Given text>
As we are well aware of the **mandatory steps** that we need to follow in order to start the **spark session** because for working with **PySpark** there should be all the resources available with us for that **setting up the environment** is the key thing to do.

In [2]:
from pyspark.sql import SparkSession
spark = SparkSession.builder.appName('treecode').getOrCreate()

**Inference:** For initializing the session we imported the Spark object from **pyspark** library. Then for creating the enivironment of Apache Spark we used the **builder** and the **create** function of the **SparkSession** object.

## Reading the dataset

Let's read our dataset now from PySpark's **read.csv** function so that we could then predict that according to the given features it is the **Private** college of the **Public** one.

**Note:** While we are passing the name of the dataset in the first parameter though note that in second and third param i.e. **inferSchema and header is set to True** so that original types in the dataset should be shown.

In [5]:
data = spark.read.csv('College.csv',inferSchema=True,header=True)
data.show()

+--------------------+-------+----+------+------+---------+---------+-----------+-----------+--------+----------+-----+--------+---+--------+---------+-----------+------+---------+
|              School|Private|Apps|Accept|Enroll|Top10perc|Top25perc|F_Undergrad|P_Undergrad|Outstate|Room_Board|Books|Personal|PhD|Terminal|S_F_Ratio|perc_alumni|Expend|Grad_Rate|
+--------------------+-------+----+------+------+---------+---------+-----------+-----------+--------+----------+-----+--------+---+--------+---------+-----------+------+---------+
|Abilene Christian...|    Yes|1660|  1232|   721|       23|       52|       2885|        537|    7440|      3300|  450|    2200| 70|      78|     18.1|         12|  7041|       60|
|  Adelphi University|    Yes|2186|  1924|   512|       16|       29|       2683|       1227|   12280|      6450|  750|    1500| 29|      30|     12.2|         16| 10527|       56|
|      Adrian College|    Yes|1428|  1097|   336|       22|       50|       1036|         99|  

**Inference:** So in the output it returned the complete data in the form of dataset and showing up the **top 20 rows**. Please have a note to our target column i.e. **Private**.

In [8]:
data.describe().show()

Material>

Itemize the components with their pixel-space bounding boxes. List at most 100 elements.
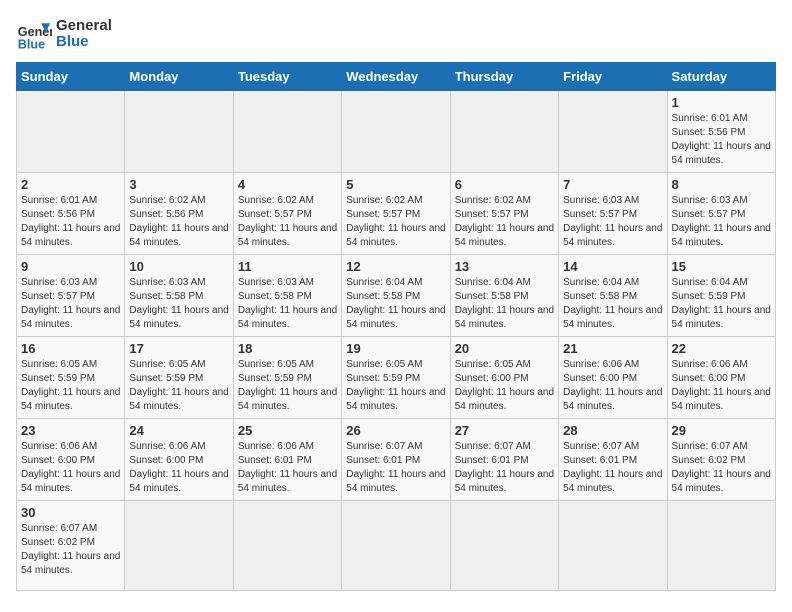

Task set>
A: In the PySpark tutorial, which column does the text call the target column?
B: Quote the PySpark tutorial starting with "As we are well" and going on through "thing to do.".

Solutions for each task>
A: Private

B:
As we are well aware of the **mandatory steps** that we need to follow in order to start the **spark session** because for working with **PySpark** there should be all the resources available with us for that **setting up the environment** is the key thing to do.